● Stated problem
Please reproduce the data below with every "text-line" replaced by "text-row", keeping everything else unchanged and leaving out the pictures.

● Provided material
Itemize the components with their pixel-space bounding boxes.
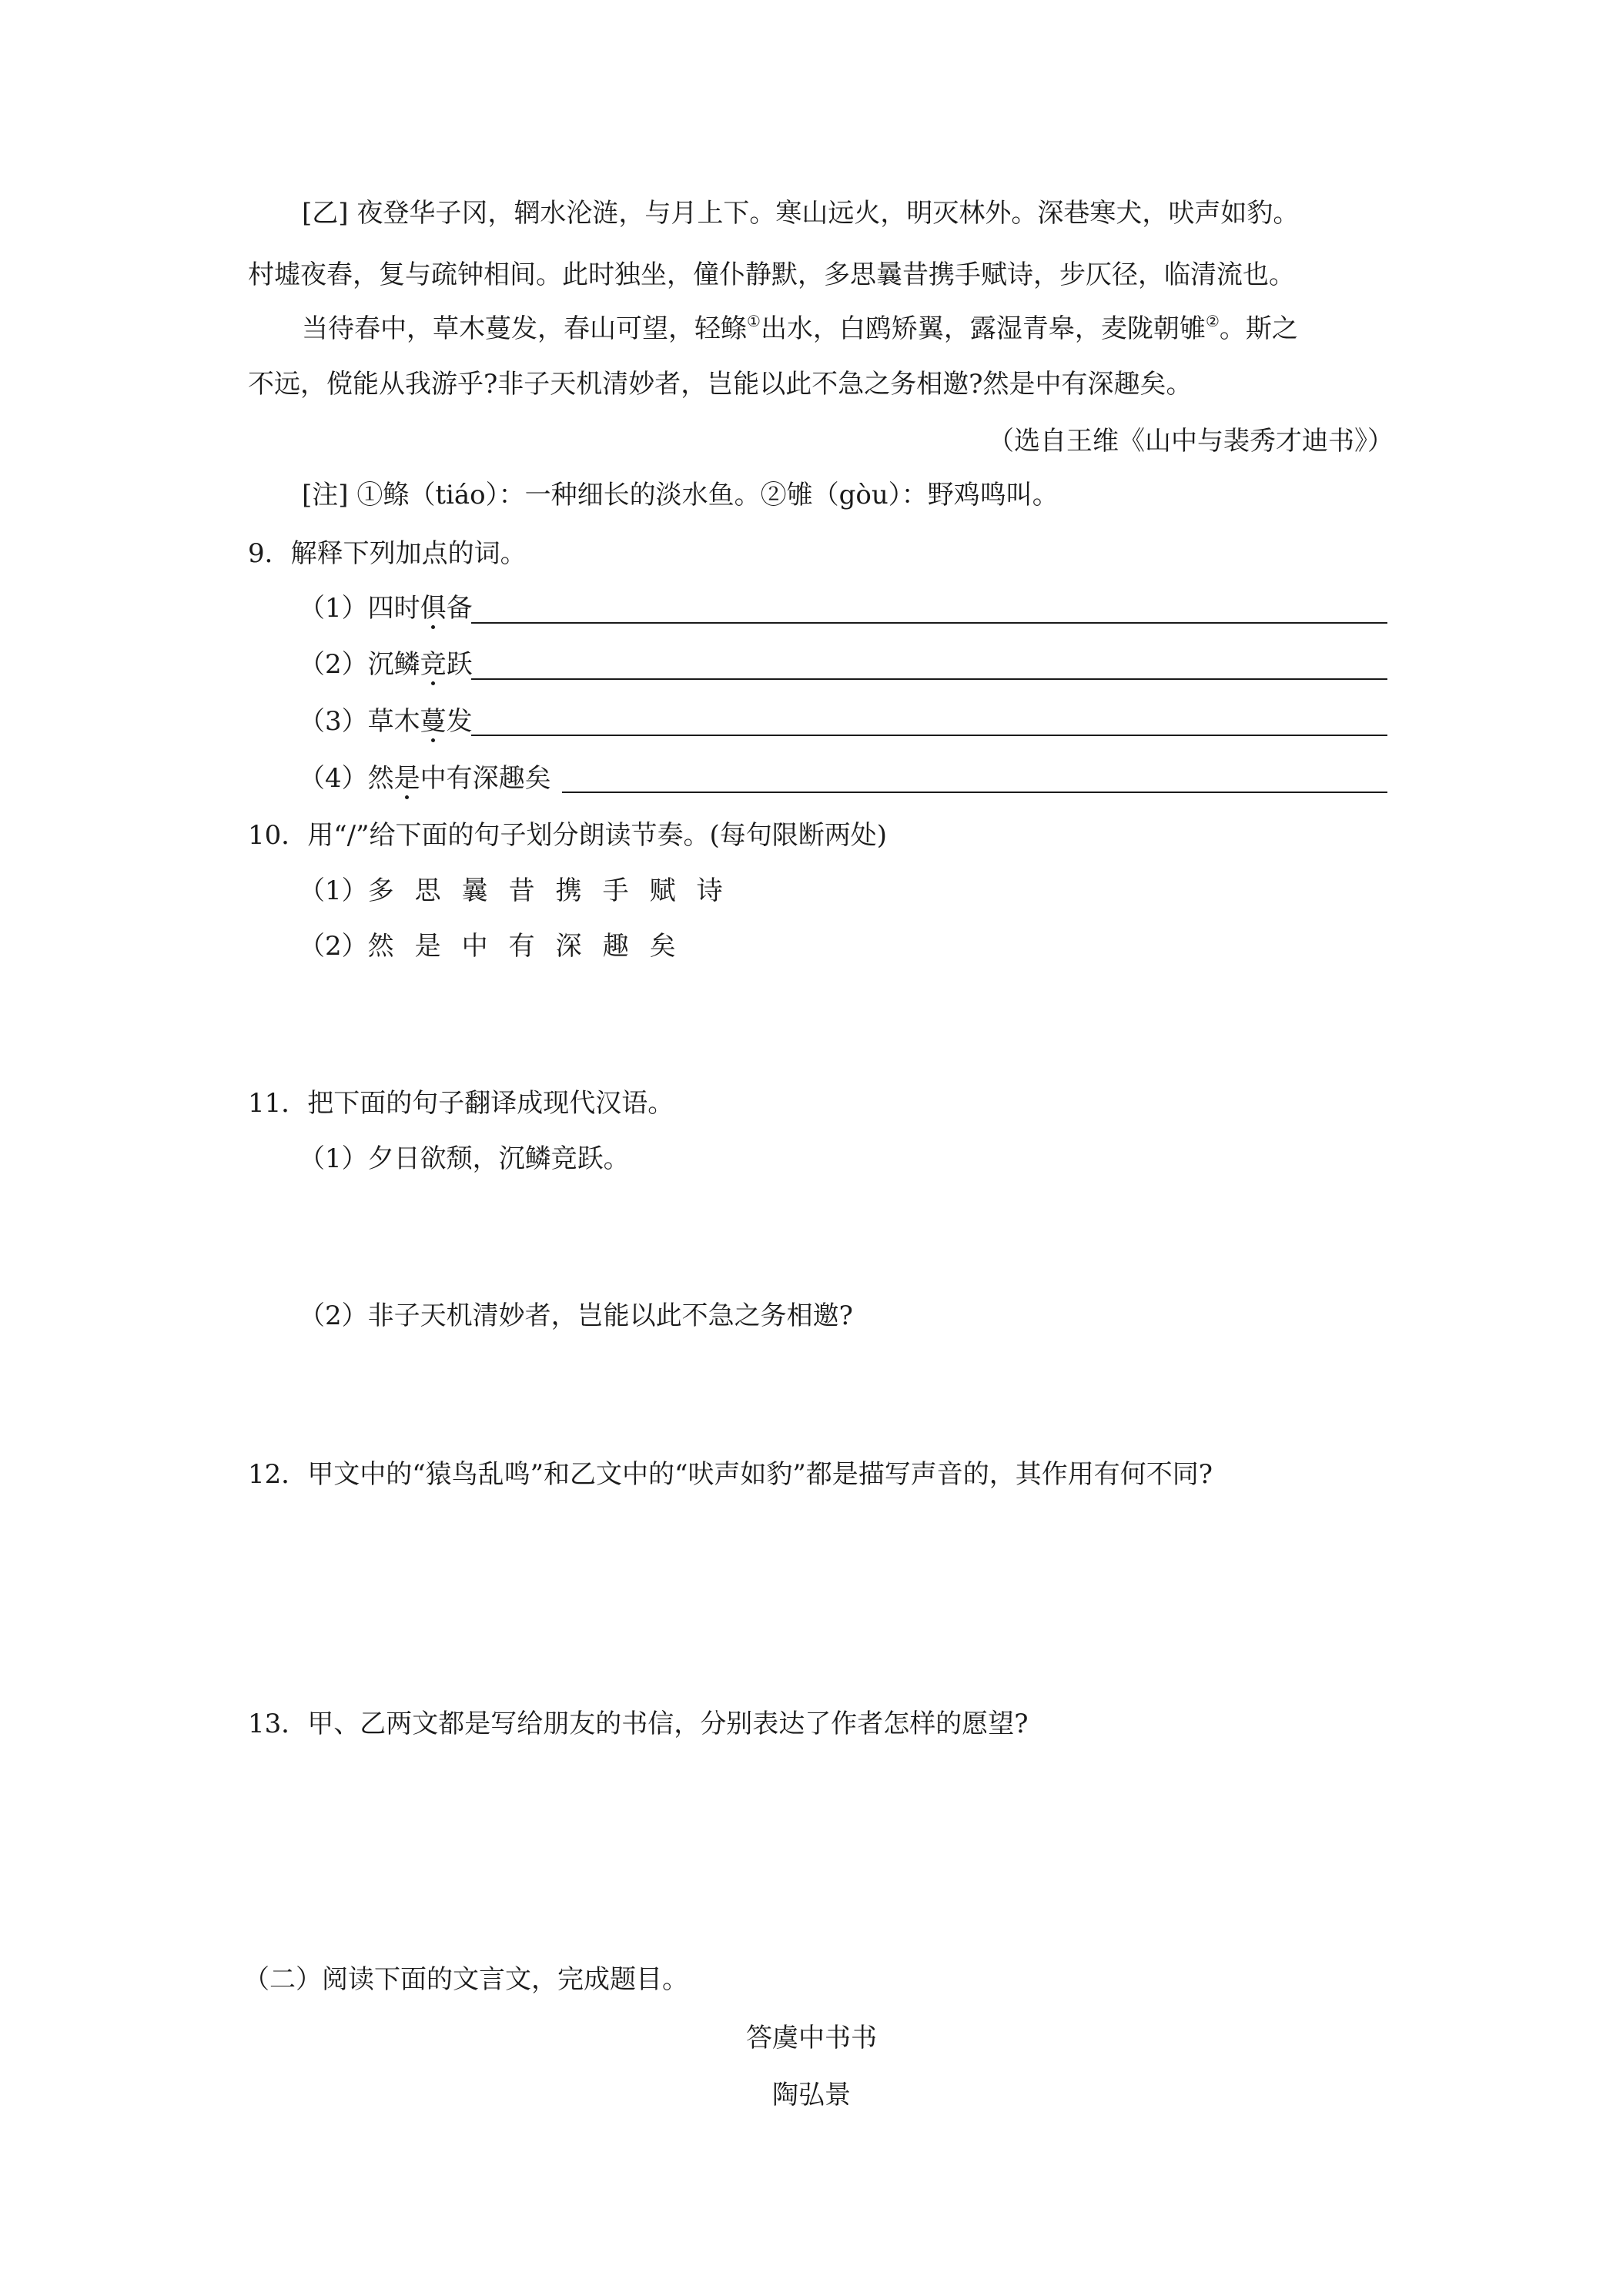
passage-yi-line-1: [乙] 夜登华子冈，辋水沦涟，与月上下。寒山远火，明灭林外。深巷寒犬，吠声如豹。 bbox=[302, 198, 1300, 229]
question-11-item-1: （1）夕日欲颓，沉鳞竞跃。 bbox=[299, 1143, 630, 1174]
question-10-stem: 10．用“/”给下面的句子划分朗读节奏。(每句限断两处) bbox=[248, 820, 888, 851]
question-11-item-2: （2）非子天机清妙者，岂能以此不急之务相邀? bbox=[299, 1300, 853, 1331]
question-10-item-1: （1）多思曩昔携手赋诗 bbox=[299, 875, 744, 906]
dotted-word: 是 bbox=[393, 763, 420, 794]
passage-text: 当待春中，草木蔓发，春山可望，轻鲦 bbox=[302, 313, 747, 344]
section-2-heading: （二）阅读下面的文言文，完成题目。 bbox=[243, 1964, 688, 1995]
question-9-item-1: （1）四时俱备 bbox=[299, 593, 473, 624]
rhythm-sentence-2[interactable]: 然是中有深趣矣 bbox=[367, 931, 697, 962]
dotted-word: 蔓 bbox=[420, 706, 447, 737]
question-9-item-3: （3）草木蔓发 bbox=[299, 706, 473, 737]
answer-blank-9-3[interactable] bbox=[471, 735, 1387, 736]
question-13-stem: 13．甲、乙两文都是写给朋友的书信，分别表达了作者怎样的愿望? bbox=[248, 1709, 1029, 1739]
question-11-stem: 11．把下面的句子翻译成现代汉语。 bbox=[248, 1088, 674, 1119]
rhythm-sentence-1[interactable]: 多思曩昔携手赋诗 bbox=[367, 875, 744, 906]
article-author: 陶弘景 bbox=[772, 2080, 851, 2110]
passage-yi-line-2: 村墟夜舂，复与疏钟相间。此时独坐，僮仆静默，多思曩昔携手赋诗，步仄径，临清流也。 bbox=[248, 259, 1295, 290]
footnote-marker-2: ② bbox=[1205, 312, 1220, 330]
dotted-word: 竞 bbox=[420, 649, 447, 680]
question-9-item-2: （2）沉鳞竞跃 bbox=[299, 649, 473, 680]
answer-blank-9-2[interactable] bbox=[471, 678, 1387, 680]
footnote-marker-1: ① bbox=[747, 312, 761, 330]
article-title: 答虞中书书 bbox=[746, 2023, 877, 2053]
passage-source: （选自王维《山中与裴秀才迪书》） bbox=[988, 426, 1394, 457]
answer-blank-9-1[interactable] bbox=[471, 622, 1387, 624]
dotted-word: 俱 bbox=[420, 593, 447, 624]
answer-blank-9-4[interactable] bbox=[562, 792, 1387, 793]
passage-footnote: [注] ①鲦（tiáo）：一种细长的淡水鱼。②雊（gòu）：野鸡鸣叫。 bbox=[302, 480, 1059, 510]
passage-yi-line-3 bbox=[302, 312, 1298, 344]
question-10-item-2: （2）然是中有深趣矣 bbox=[299, 931, 697, 962]
question-9-item-4: （4）然是中有深趣矣 bbox=[299, 763, 551, 794]
passage-yi-line-4: 不远，傥能从我游乎?非子天机清妙者，岂能以此不急之务相邀?然是中有深趣矣。 bbox=[248, 369, 1193, 400]
question-9-stem: 9．解释下列加点的词。 bbox=[248, 538, 527, 569]
passage-text: 出水，白鸥矫翼，露湿青皋，麦陇朝雊 bbox=[760, 313, 1206, 344]
passage-text: 。斯之 bbox=[1219, 313, 1298, 344]
question-12-stem: 12．甲文中的“猿鸟乱鸣”和乙文中的“吠声如豹”都是描写声音的，其作用有何不同? bbox=[248, 1459, 1213, 1490]
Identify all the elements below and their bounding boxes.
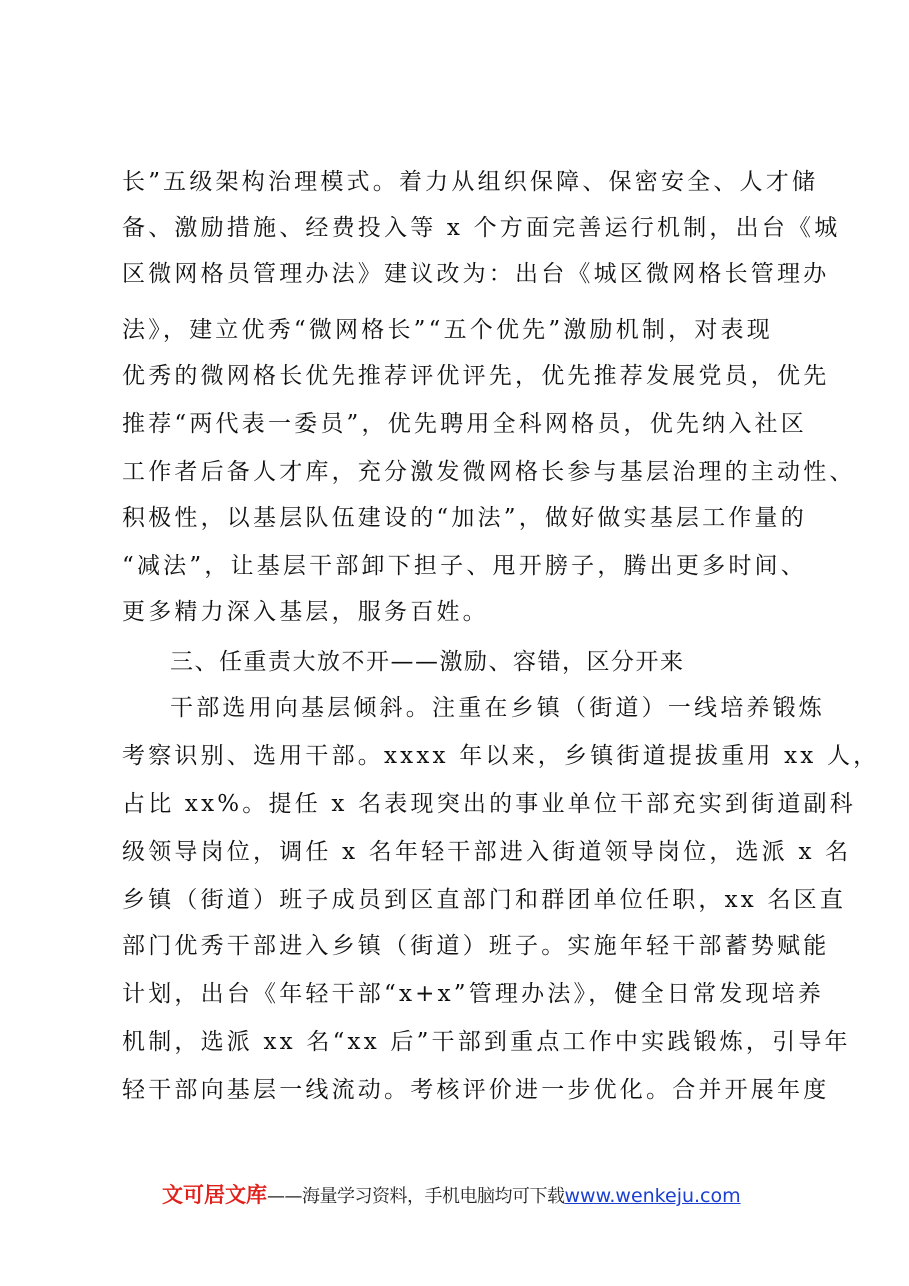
text-line: 占比 xx%。提任 x 名表现突出的事业单位干部充实到街道副科 [122, 791, 856, 817]
text-line: 部门优秀干部进入乡镇（街道）班子。实施年轻干部蓄势赋能 [122, 933, 830, 959]
text-line: 计划，出台《年轻干部“x+x”管理办法》，健全日常发现培养 [122, 981, 825, 1007]
brand-name: 文可居文库 [162, 1183, 267, 1207]
text-line: 法》，建立优秀“微网格长”“五个优先”激励机制，对表现 [122, 317, 773, 343]
text-line: 乡镇（街道）班子成员到区直部门和群团单位任职，xx 名区直 [122, 887, 847, 913]
text-line: 积极性，以基层队伍建设的“加法”，做好做实基层工作量的 [122, 505, 807, 531]
section-heading: 三、任重责大放不开——激励、容错，区分开来 [170, 649, 685, 675]
text-line: 考察识别、选用干部。xxxx 年以来，乡镇街道提拔重用 xx 人， [122, 743, 880, 769]
text-line: 备、激励措施、经费投入等 x 个方面完善运行机制，出台《城 [122, 215, 841, 241]
footer-tagline: ——海量学习资料，手机电脑均可下载 [267, 1186, 565, 1207]
website-link[interactable]: www.wenkeju.com [564, 1185, 741, 1207]
footer-banner [162, 1182, 741, 1210]
text-line: 干部选用向基层倾斜。注重在乡镇（街道）一线培养锻炼 [170, 695, 825, 721]
text-line: 长”五级架构治理模式。着力从组织保障、保密安全、人才储 [122, 169, 819, 195]
text-line: 推荐“两代表一委员”，优先聘用全科网格员，优先纳入社区 [122, 411, 807, 437]
text-line: 级领导岗位，调任 x 名年轻干部进入街道领导岗位，选派 x 名 [122, 839, 852, 865]
text-line: 区微网格员管理办法》建议改为：出台《城区微网格长管理办 [122, 261, 830, 287]
text-line: 优秀的微网格长优先推荐评优评先，优先推荐发展党员，优先 [122, 363, 830, 389]
text-line: 工作者后备人才库，充分激发微网格长参与基层治理的主动性、 [122, 459, 856, 485]
text-line: 机制，选派 xx 名“xx 后”干部到重点工作中实践锻炼，引导年 [122, 1029, 851, 1055]
text-line: 更多精力深入基层，服务百姓。 [122, 599, 489, 625]
text-line: “减法”，让基层干部卸下担子、甩开膀子，腾出更多时间、 [122, 553, 807, 579]
text-line: 轻干部向基层一线流动。考核评价进一步优化。合并开展年度 [122, 1077, 830, 1103]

● Finished task
Itemize the components with their pixel-space bounding boxes.
passage-yi-line-1: [乙] 夜登华子冈，辋水沦涟，与月上下。寒山远火，明灭林外。深巷寒犬，吠声如豹。 bbox=[302, 198, 1300, 229]
question-11-item-1: （1）夕日欲颓，沉鳞竞跃。 bbox=[299, 1143, 630, 1174]
question-10-stem: 10．用“/”给下面的句子划分朗读节奏。(每句限断两处) bbox=[248, 820, 888, 851]
question-11-item-2: （2）非子天机清妙者，岂能以此不急之务相邀? bbox=[299, 1300, 853, 1331]
question-10-item-1: （1）多思曩昔携手赋诗 bbox=[299, 875, 744, 906]
dotted-word: 是 bbox=[393, 763, 420, 794]
passage-text: 当待春中，草木蔓发，春山可望，轻鲦 bbox=[302, 313, 747, 344]
section-2-heading: （二）阅读下面的文言文，完成题目。 bbox=[243, 1964, 688, 1995]
question-9-item-1: （1）四时俱备 bbox=[299, 593, 473, 624]
rhythm-sentence-2[interactable]: 然是中有深趣矣 bbox=[367, 931, 697, 962]
dotted-word: 蔓 bbox=[420, 706, 447, 737]
question-9-item-3: （3）草木蔓发 bbox=[299, 706, 473, 737]
answer-blank-9-3[interactable] bbox=[471, 735, 1387, 736]
question-13-stem: 13．甲、乙两文都是写给朋友的书信，分别表达了作者怎样的愿望? bbox=[248, 1709, 1029, 1739]
question-11-stem: 11．把下面的句子翻译成现代汉语。 bbox=[248, 1088, 674, 1119]
rhythm-sentence-1[interactable]: 多思曩昔携手赋诗 bbox=[367, 875, 744, 906]
article-author: 陶弘景 bbox=[772, 2080, 851, 2110]
passage-yi-line-2: 村墟夜舂，复与疏钟相间。此时独坐，僮仆静默，多思曩昔携手赋诗，步仄径，临清流也。 bbox=[248, 259, 1295, 290]
footnote-marker-2: ② bbox=[1205, 312, 1220, 330]
dotted-word: 竞 bbox=[420, 649, 447, 680]
question-9-item-2: （2）沉鳞竞跃 bbox=[299, 649, 473, 680]
answer-blank-9-2[interactable] bbox=[471, 678, 1387, 680]
footnote-marker-1: ① bbox=[747, 312, 761, 330]
article-title: 答虞中书书 bbox=[746, 2023, 877, 2053]
passage-source: （选自王维《山中与裴秀才迪书》） bbox=[988, 426, 1394, 457]
answer-blank-9-1[interactable] bbox=[471, 622, 1387, 624]
dotted-word: 俱 bbox=[420, 593, 447, 624]
answer-blank-9-4[interactable] bbox=[562, 792, 1387, 793]
passage-footnote: [注] ①鲦（tiáo）：一种细长的淡水鱼。②雊（gòu）：野鸡鸣叫。 bbox=[302, 480, 1059, 510]
passage-yi-line-3 bbox=[302, 312, 1298, 344]
question-10-item-2: （2）然是中有深趣矣 bbox=[299, 931, 697, 962]
question-9-item-4: （4）然是中有深趣矣 bbox=[299, 763, 551, 794]
passage-yi-line-4: 不远，傥能从我游乎?非子天机清妙者，岂能以此不急之务相邀?然是中有深趣矣。 bbox=[248, 369, 1193, 400]
question-9-stem: 9．解释下列加点的词。 bbox=[248, 538, 527, 569]
passage-text: 出水，白鸥矫翼，露湿青皋，麦陇朝雊 bbox=[760, 313, 1206, 344]
passage-text: 。斯之 bbox=[1219, 313, 1298, 344]
question-12-stem: 12．甲文中的“猿鸟乱鸣”和乙文中的“吠声如豹”都是描写声音的，其作用有何不同? bbox=[248, 1459, 1213, 1490]
Identify all the elements below and their bounding boxes.
text-row: 占比 xx%。提任 x 名表现突出的事业单位干部充实到街道副科 [122, 791, 856, 817]
text-row: 部门优秀干部进入乡镇（街道）班子。实施年轻干部蓄势赋能 [122, 933, 830, 959]
text-row: 计划，出台《年轻干部“x+x”管理办法》，健全日常发现培养 [122, 981, 825, 1007]
brand-name: 文可居文库 [162, 1183, 267, 1207]
text-row: 法》，建立优秀“微网格长”“五个优先”激励机制，对表现 [122, 317, 773, 343]
text-row: 乡镇（街道）班子成员到区直部门和群团单位任职，xx 名区直 [122, 887, 847, 913]
text-row: 积极性，以基层队伍建设的“加法”，做好做实基层工作量的 [122, 505, 807, 531]
section-heading: 三、任重责大放不开——激励、容错，区分开来 [170, 649, 685, 675]
text-row: 考察识别、选用干部。xxxx 年以来，乡镇街道提拔重用 xx 人， [122, 743, 880, 769]
text-row: 备、激励措施、经费投入等 x 个方面完善运行机制，出台《城 [122, 215, 841, 241]
footer-tagline: ——海量学习资料，手机电脑均可下载 [267, 1186, 565, 1207]
website-link[interactable]: www.wenkeju.com [564, 1185, 741, 1207]
footer-banner [162, 1182, 741, 1210]
text-row: 干部选用向基层倾斜。注重在乡镇（街道）一线培养锻炼 [170, 695, 825, 721]
text-row: 长”五级架构治理模式。着力从组织保障、保密安全、人才储 [122, 169, 819, 195]
text-row: 推荐“两代表一委员”，优先聘用全科网格员，优先纳入社区 [122, 411, 807, 437]
text-row: 级领导岗位，调任 x 名年轻干部进入街道领导岗位，选派 x 名 [122, 839, 852, 865]
text-row: 区微网格员管理办法》建议改为：出台《城区微网格长管理办 [122, 261, 830, 287]
text-row: 优秀的微网格长优先推荐评优评先，优先推荐发展党员，优先 [122, 363, 830, 389]
text-row: 工作者后备人才库，充分激发微网格长参与基层治理的主动性、 [122, 459, 856, 485]
text-row: 机制，选派 xx 名“xx 后”干部到重点工作中实践锻炼，引导年 [122, 1029, 851, 1055]
text-row: 更多精力深入基层，服务百姓。 [122, 599, 489, 625]
text-row: “减法”，让基层干部卸下担子、甩开膀子，腾出更多时间、 [122, 553, 807, 579]
text-row: 轻干部向基层一线流动。考核评价进一步优化。合并开展年度 [122, 1077, 830, 1103]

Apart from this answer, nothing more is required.